Rows from a dataset:

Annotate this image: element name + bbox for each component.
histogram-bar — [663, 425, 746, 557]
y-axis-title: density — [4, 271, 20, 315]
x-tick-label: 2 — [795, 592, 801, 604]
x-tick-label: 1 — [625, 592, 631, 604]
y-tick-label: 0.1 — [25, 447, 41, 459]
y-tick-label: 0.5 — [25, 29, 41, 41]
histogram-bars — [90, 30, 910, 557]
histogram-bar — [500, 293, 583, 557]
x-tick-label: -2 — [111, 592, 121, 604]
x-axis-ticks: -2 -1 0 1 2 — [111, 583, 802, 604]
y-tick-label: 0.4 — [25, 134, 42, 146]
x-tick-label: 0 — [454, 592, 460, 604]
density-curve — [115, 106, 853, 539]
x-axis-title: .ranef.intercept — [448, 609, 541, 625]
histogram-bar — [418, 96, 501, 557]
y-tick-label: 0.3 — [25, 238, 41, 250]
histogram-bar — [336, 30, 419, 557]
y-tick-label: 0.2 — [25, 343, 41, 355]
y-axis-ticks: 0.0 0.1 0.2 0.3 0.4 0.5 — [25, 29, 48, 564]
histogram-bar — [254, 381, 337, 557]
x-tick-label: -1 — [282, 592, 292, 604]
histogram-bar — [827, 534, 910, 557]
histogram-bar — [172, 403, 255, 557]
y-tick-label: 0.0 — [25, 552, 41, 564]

Aim: Copy the entries above, from the very first line down to and including the line that contains "y-tick-label: 0.4 — [25, 134, 42, 146]".

Solution to the exercise:
Annotate this image: element name + bbox for each component.
histogram-bar — [663, 425, 746, 557]
y-axis-title: density — [4, 271, 20, 315]
x-tick-label: 2 — [795, 592, 801, 604]
x-tick-label: 1 — [625, 592, 631, 604]
y-tick-label: 0.1 — [25, 447, 41, 459]
y-tick-label: 0.5 — [25, 29, 41, 41]
histogram-bars — [90, 30, 910, 557]
histogram-bar — [500, 293, 583, 557]
x-tick-label: -2 — [111, 592, 121, 604]
x-axis-ticks: -2 -1 0 1 2 — [111, 583, 802, 604]
y-tick-label: 0.4 — [25, 134, 42, 146]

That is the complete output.